Omit the pictures, then reproduce every remaining record exactly.
[START OF RECORDS PROVIDED]
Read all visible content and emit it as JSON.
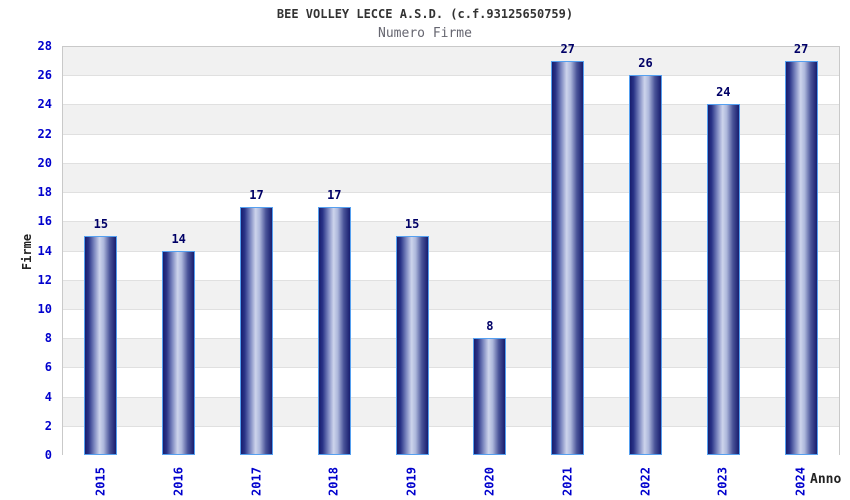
{
  "header": {
    "title": "BEE VOLLEY LECCE A.S.D. (c.f.93125650759)",
    "subtitle": "Numero Firme"
  },
  "chart_data": {
    "type": "bar",
    "title": "BEE VOLLEY LECCE A.S.D. (c.f.93125650759)",
    "subtitle": "Numero Firme",
    "categories": [
      "2015",
      "2016",
      "2017",
      "2018",
      "2019",
      "2020",
      "2021",
      "2022",
      "2023",
      "2024"
    ],
    "values": [
      15,
      14,
      17,
      17,
      15,
      8,
      27,
      26,
      24,
      27
    ],
    "xlabel": "Anno",
    "ylabel": "Firme",
    "ylim": [
      0,
      28
    ],
    "ytick_step": 2,
    "y_tick_labels": [
      "0",
      "2",
      "4",
      "6",
      "8",
      "10",
      "12",
      "14",
      "16",
      "18",
      "20",
      "22",
      "24",
      "26",
      "28"
    ],
    "grid": "horizontal-bands-alternating",
    "legend_position": "none",
    "bar_value_labels": true
  },
  "colors": {
    "tick_label": "#0000cd",
    "value_label": "#000066",
    "title": "#333333",
    "subtitle": "#666670",
    "axis_title": "#222222",
    "bar_border": "#55a0f0",
    "bar_dark": "#181d6e",
    "bar_mid": "#7d88c0",
    "bar_light": "#cdd4ec",
    "band_gray": "#f1f1f1",
    "band_white": "#ffffff",
    "grid_line": "#e0e0e0",
    "plot_border": "#c9c9c9"
  }
}
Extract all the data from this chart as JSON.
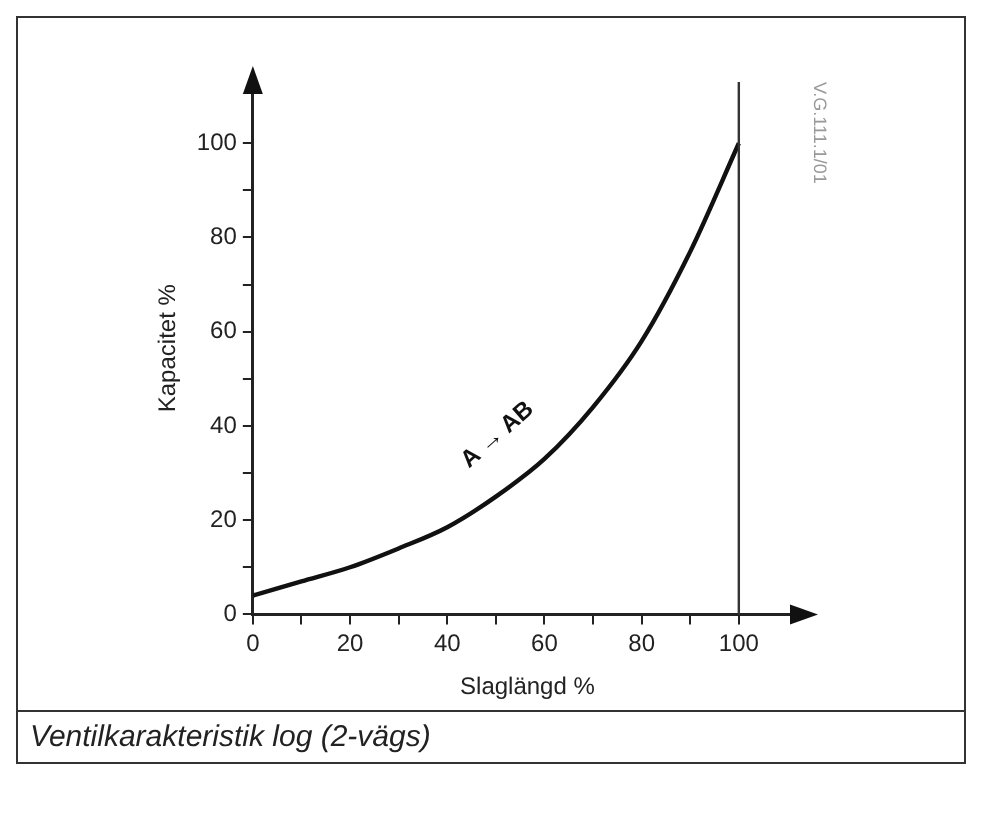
{
  "chart_data": {
    "type": "line",
    "title": "Ventilkarakteristik log (2-vägs)",
    "xlabel": "Slaglängd %",
    "ylabel": "Kapacitet %",
    "x": [
      0,
      10,
      20,
      30,
      40,
      50,
      60,
      70,
      80,
      90,
      100
    ],
    "series": [
      {
        "color": "#111111",
        "values": [
          4,
          7,
          10,
          14,
          18.5,
          25,
          33,
          44,
          58,
          77,
          100
        ]
      }
    ],
    "xlim": [
      0,
      113
    ],
    "ylim": [
      0,
      113
    ],
    "xticks": [
      0,
      {
        "value": 10,
        "label": null
      },
      20,
      {
        "value": 30,
        "label": null
      },
      40,
      {
        "value": 50,
        "label": null
      },
      60,
      {
        "value": 70,
        "label": null
      },
      80,
      {
        "value": 90,
        "label": null
      },
      100
    ],
    "yticks": [
      0,
      {
        "value": 10,
        "label": null
      },
      20,
      {
        "value": 30,
        "label": null
      },
      40,
      {
        "value": 50,
        "label": null
      },
      60,
      {
        "value": 70,
        "label": null
      },
      80,
      {
        "value": 90,
        "label": null
      },
      100
    ],
    "ref_lines": [
      {
        "axis": "x",
        "value": 100,
        "label": null,
        "color": "#333333"
      }
    ],
    "annotations": [
      "A → AB",
      "V.G.111.1/01"
    ],
    "grid": false,
    "legend": false,
    "marker": "none",
    "line_style": "solid"
  }
}
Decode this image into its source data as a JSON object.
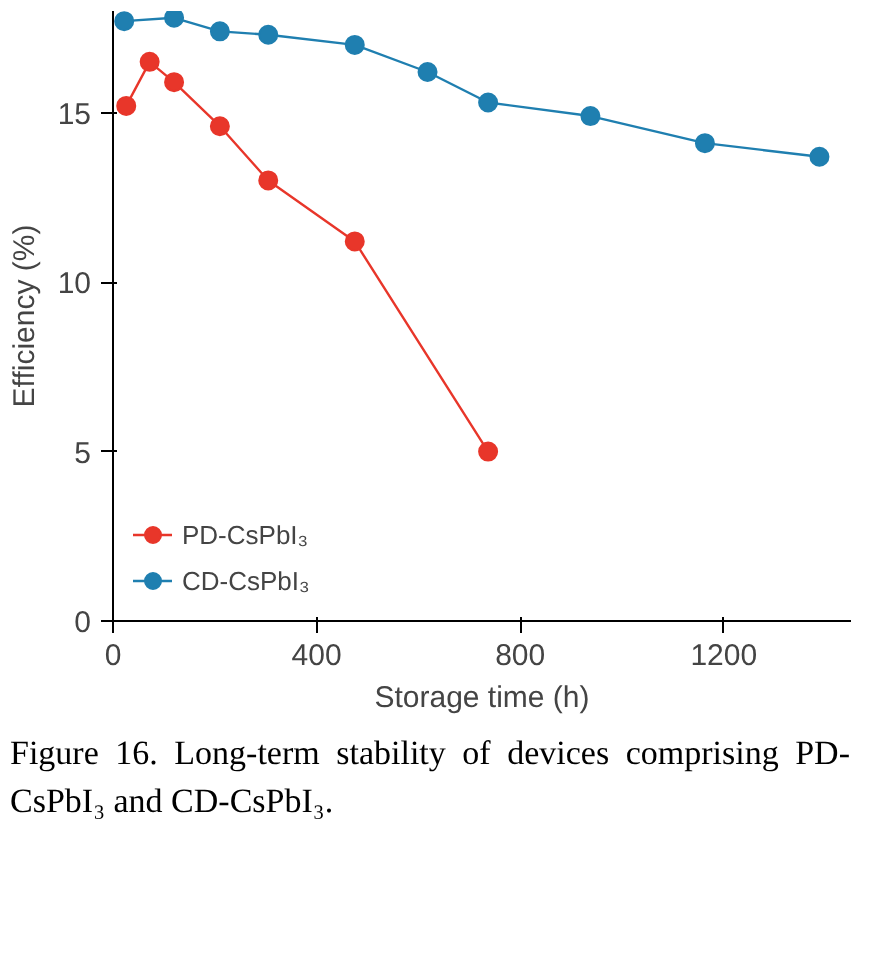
{
  "chart_data": {
    "type": "line",
    "xlabel": "Storage time (h)",
    "ylabel": "Efficiency (%)",
    "x": [
      26,
      72,
      120,
      210,
      305,
      475,
      737
    ],
    "series": [
      {
        "name": "PD-CsPbI₃",
        "color": "#e8362a",
        "values": [
          15.2,
          16.5,
          15.9,
          14.6,
          13.0,
          11.2,
          5.0
        ]
      },
      {
        "name": "CD-CsPbI₃",
        "color": "#1f7fb0",
        "x": [
          22,
          120,
          210,
          305,
          475,
          618,
          737,
          938,
          1163,
          1388
        ],
        "values": [
          17.7,
          17.8,
          17.4,
          17.3,
          17.0,
          16.2,
          15.3,
          14.9,
          14.1,
          13.7
        ]
      }
    ],
    "xlim": [
      0,
      1450
    ],
    "ylim": [
      0,
      18
    ],
    "xticks": [
      0,
      400,
      800,
      1200
    ],
    "yticks": [
      0,
      5,
      10,
      15
    ],
    "marker": "circle",
    "line_style": "solid",
    "legend": "bottom left",
    "grid": false,
    "annotations": [
      "Figure 16. Long-term stability of devices comprising PD-CsPbI₃ and CD-CsPbI₃."
    ]
  }
}
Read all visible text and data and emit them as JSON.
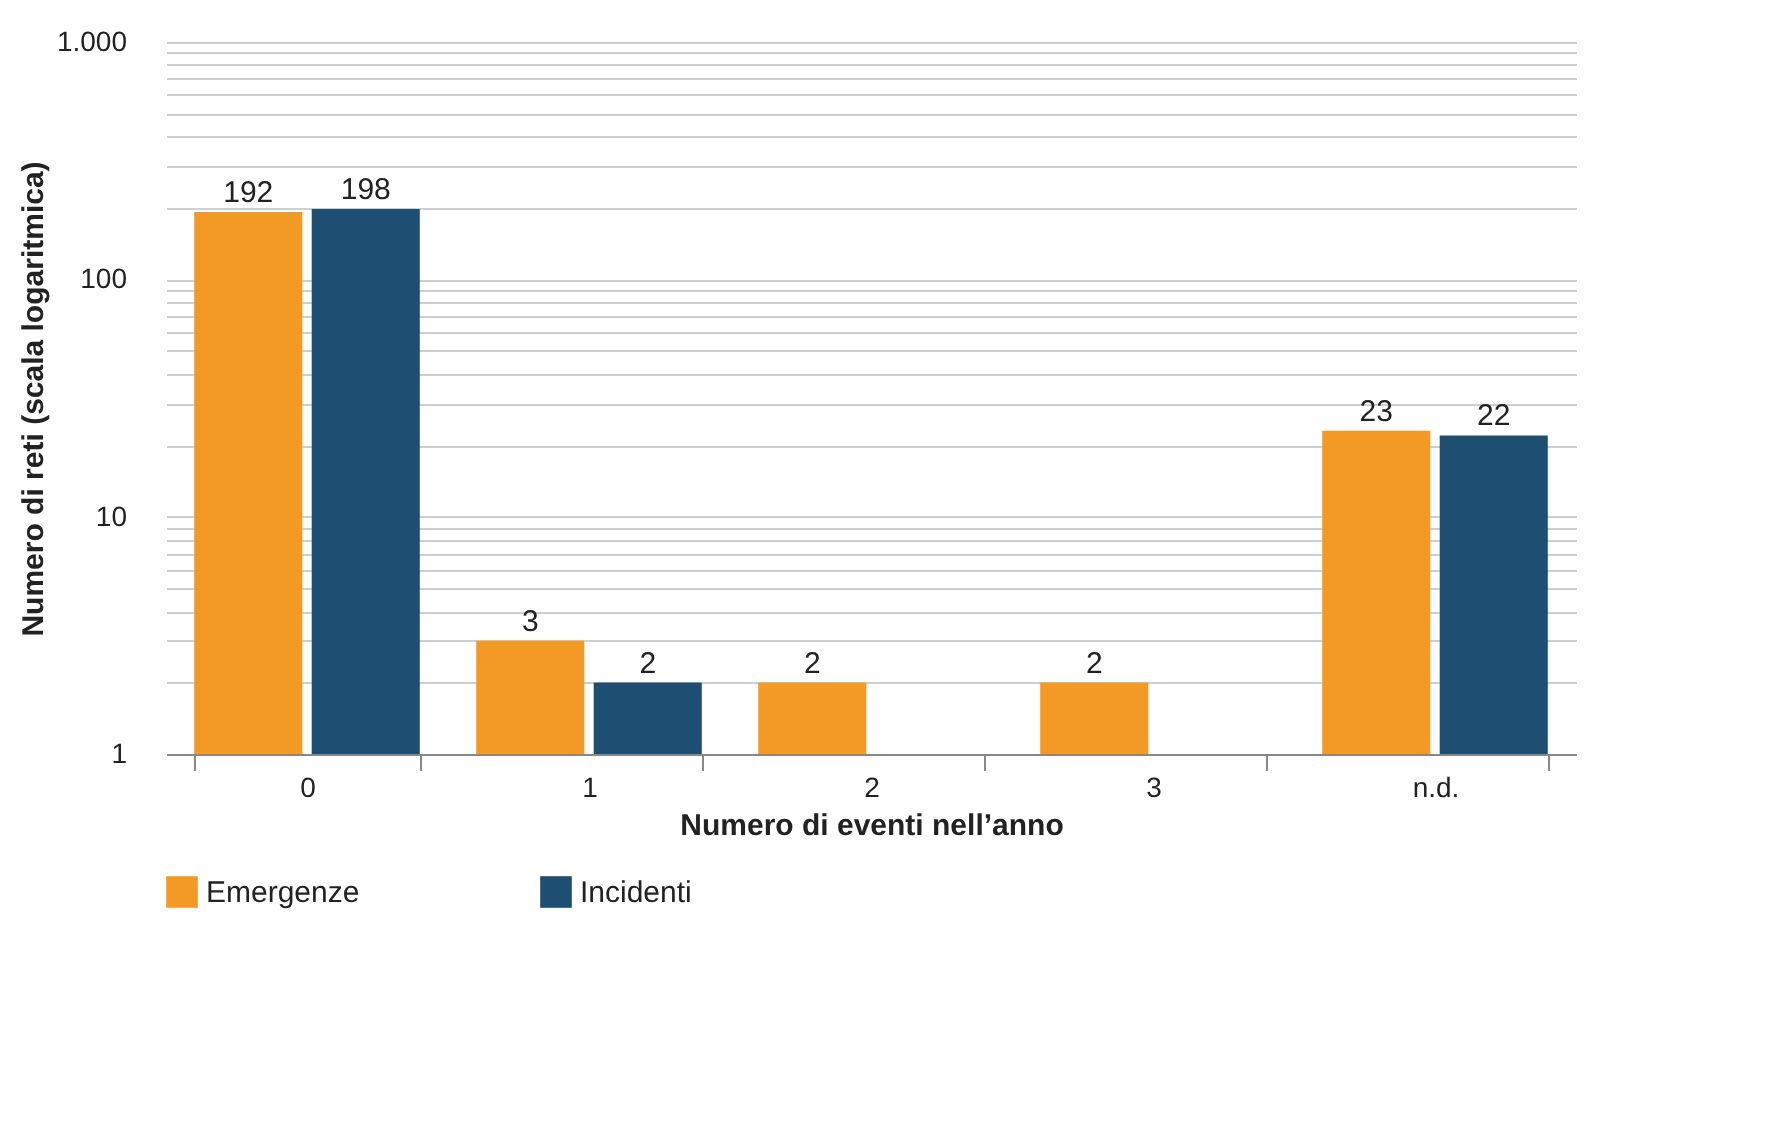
{
  "chart_data": {
    "type": "bar",
    "xlabel": "Numero di eventi nell’anno",
    "ylabel": "Numero di reti (scala logaritmica)",
    "categories": [
      "0",
      "1",
      "2",
      "3",
      "n.d."
    ],
    "series": [
      {
        "name": "Emergenze",
        "color": "#f39a26",
        "values": [
          192,
          3,
          2,
          2,
          23
        ]
      },
      {
        "name": "Incidenti",
        "color": "#1f4e73",
        "values": [
          198,
          2,
          null,
          null,
          22
        ]
      }
    ],
    "log": "y",
    "ylim": [
      1,
      1000
    ],
    "yticks": [
      1,
      {
        "value": 2,
        "label": null
      },
      {
        "value": 3,
        "label": null
      },
      {
        "value": 4,
        "label": null
      },
      {
        "value": 5,
        "label": null
      },
      {
        "value": 6,
        "label": null
      },
      {
        "value": 7,
        "label": null
      },
      {
        "value": 8,
        "label": null
      },
      {
        "value": 9,
        "label": null
      },
      10,
      {
        "value": 20,
        "label": null
      },
      {
        "value": 30,
        "label": null
      },
      {
        "value": 40,
        "label": null
      },
      {
        "value": 50,
        "label": null
      },
      {
        "value": 60,
        "label": null
      },
      {
        "value": 70,
        "label": null
      },
      {
        "value": 80,
        "label": null
      },
      {
        "value": 90,
        "label": null
      },
      100,
      {
        "value": 200,
        "label": null
      },
      {
        "value": 300,
        "label": null
      },
      {
        "value": 400,
        "label": null
      },
      {
        "value": 500,
        "label": null
      },
      {
        "value": 600,
        "label": null
      },
      {
        "value": 700,
        "label": null
      },
      {
        "value": 800,
        "label": null
      },
      {
        "value": 900,
        "label": null
      },
      {
        "value": 1000,
        "label": "1.000"
      }
    ],
    "grid": "y",
    "legend": "bottom",
    "data_labels": true
  }
}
[END OF RECORDS PROVIDED]
- _FINAL RESULT_:
Read all visible content and emit it as JSON.
{
  "header": {
    "title": "BEE VOLLEY LECCE A.S.D. (c.f.93125650759)",
    "subtitle": "Numero Firme"
  },
  "chart_data": {
    "type": "bar",
    "title": "BEE VOLLEY LECCE A.S.D. (c.f.93125650759)",
    "subtitle": "Numero Firme",
    "categories": [
      "2015",
      "2016",
      "2017",
      "2018",
      "2019",
      "2020",
      "2021",
      "2022",
      "2023",
      "2024"
    ],
    "values": [
      15,
      14,
      17,
      17,
      15,
      8,
      27,
      26,
      24,
      27
    ],
    "xlabel": "Anno",
    "ylabel": "Firme",
    "ylim": [
      0,
      28
    ],
    "ytick_step": 2,
    "y_tick_labels": [
      "0",
      "2",
      "4",
      "6",
      "8",
      "10",
      "12",
      "14",
      "16",
      "18",
      "20",
      "22",
      "24",
      "26",
      "28"
    ],
    "grid": "horizontal-bands-alternating",
    "legend_position": "none",
    "bar_value_labels": true
  },
  "colors": {
    "tick_label": "#0000cd",
    "value_label": "#000066",
    "title": "#333333",
    "subtitle": "#666670",
    "axis_title": "#222222",
    "bar_border": "#55a0f0",
    "bar_dark": "#181d6e",
    "bar_mid": "#7d88c0",
    "bar_light": "#cdd4ec",
    "band_gray": "#f1f1f1",
    "band_white": "#ffffff",
    "grid_line": "#e0e0e0",
    "plot_border": "#c9c9c9"
  }
}
Extract all the data from this chart as JSON.
{
  "chart_data": {
    "type": "line",
    "title": "Ventilkarakteristik log (2-vägs)",
    "xlabel": "Slaglängd %",
    "ylabel": "Kapacitet %",
    "x": [
      0,
      10,
      20,
      30,
      40,
      50,
      60,
      70,
      80,
      90,
      100
    ],
    "series": [
      {
        "color": "#111111",
        "values": [
          4,
          7,
          10,
          14,
          18.5,
          25,
          33,
          44,
          58,
          77,
          100
        ]
      }
    ],
    "xlim": [
      0,
      113
    ],
    "ylim": [
      0,
      113
    ],
    "xticks": [
      0,
      {
        "value": 10,
        "label": null
      },
      20,
      {
        "value": 30,
        "label": null
      },
      40,
      {
        "value": 50,
        "label": null
      },
      60,
      {
        "value": 70,
        "label": null
      },
      80,
      {
        "value": 90,
        "label": null
      },
      100
    ],
    "yticks": [
      0,
      {
        "value": 10,
        "label": null
      },
      20,
      {
        "value": 30,
        "label": null
      },
      40,
      {
        "value": 50,
        "label": null
      },
      60,
      {
        "value": 70,
        "label": null
      },
      80,
      {
        "value": 90,
        "label": null
      },
      100
    ],
    "ref_lines": [
      {
        "axis": "x",
        "value": 100,
        "label": null,
        "color": "#333333"
      }
    ],
    "annotations": [
      "A → AB",
      "V.G.111.1/01"
    ],
    "grid": false,
    "legend": false,
    "marker": "none",
    "line_style": "solid"
  }
}
Decode this image into its source data as a JSON object.
{
  "chart_data": {
    "type": "line",
    "xlabel": "Storage time (h)",
    "ylabel": "Efficiency (%)",
    "x": [
      26,
      72,
      120,
      210,
      305,
      475,
      737
    ],
    "series": [
      {
        "name": "PD-CsPbI₃",
        "color": "#e8362a",
        "values": [
          15.2,
          16.5,
          15.9,
          14.6,
          13.0,
          11.2,
          5.0
        ]
      },
      {
        "name": "CD-CsPbI₃",
        "color": "#1f7fb0",
        "x": [
          22,
          120,
          210,
          305,
          475,
          618,
          737,
          938,
          1163,
          1388
        ],
        "values": [
          17.7,
          17.8,
          17.4,
          17.3,
          17.0,
          16.2,
          15.3,
          14.9,
          14.1,
          13.7
        ]
      }
    ],
    "xlim": [
      0,
      1450
    ],
    "ylim": [
      0,
      18
    ],
    "xticks": [
      0,
      400,
      800,
      1200
    ],
    "yticks": [
      0,
      5,
      10,
      15
    ],
    "marker": "circle",
    "line_style": "solid",
    "legend": "bottom left",
    "grid": false,
    "annotations": [
      "Figure 16. Long-term stability of devices comprising PD-CsPbI₃ and CD-CsPbI₃."
    ]
  }
}
Read all visible text and data and emit them as JSON.
{
  "chart_data": {
    "type": "bar",
    "xlabel": "Numero di eventi nell’anno",
    "ylabel": "Numero di reti (scala logaritmica)",
    "categories": [
      "0",
      "1",
      "2",
      "3",
      "n.d."
    ],
    "series": [
      {
        "name": "Emergenze",
        "color": "#f39a26",
        "values": [
          192,
          3,
          2,
          2,
          23
        ]
      },
      {
        "name": "Incidenti",
        "color": "#1f4e73",
        "values": [
          198,
          2,
          null,
          null,
          22
        ]
      }
    ],
    "log": "y",
    "ylim": [
      1,
      1000
    ],
    "yticks": [
      1,
      {
        "value": 2,
        "label": null
      },
      {
        "value": 3,
        "label": null
      },
      {
        "value": 4,
        "label": null
      },
      {
        "value": 5,
        "label": null
      },
      {
        "value": 6,
        "label": null
      },
      {
        "value": 7,
        "label": null
      },
      {
        "value": 8,
        "label": null
      },
      {
        "value": 9,
        "label": null
      },
      10,
      {
        "value": 20,
        "label": null
      },
      {
        "value": 30,
        "label": null
      },
      {
        "value": 40,
        "label": null
      },
      {
        "value": 50,
        "label": null
      },
      {
        "value": 60,
        "label": null
      },
      {
        "value": 70,
        "label": null
      },
      {
        "value": 80,
        "label": null
      },
      {
        "value": 90,
        "label": null
      },
      100,
      {
        "value": 200,
        "label": null
      },
      {
        "value": 300,
        "label": null
      },
      {
        "value": 400,
        "label": null
      },
      {
        "value": 500,
        "label": null
      },
      {
        "value": 600,
        "label": null
      },
      {
        "value": 700,
        "label": null
      },
      {
        "value": 800,
        "label": null
      },
      {
        "value": 900,
        "label": null
      },
      {
        "value": 1000,
        "label": "1.000"
      }
    ],
    "grid": "y",
    "legend": "bottom",
    "data_labels": true
  }
}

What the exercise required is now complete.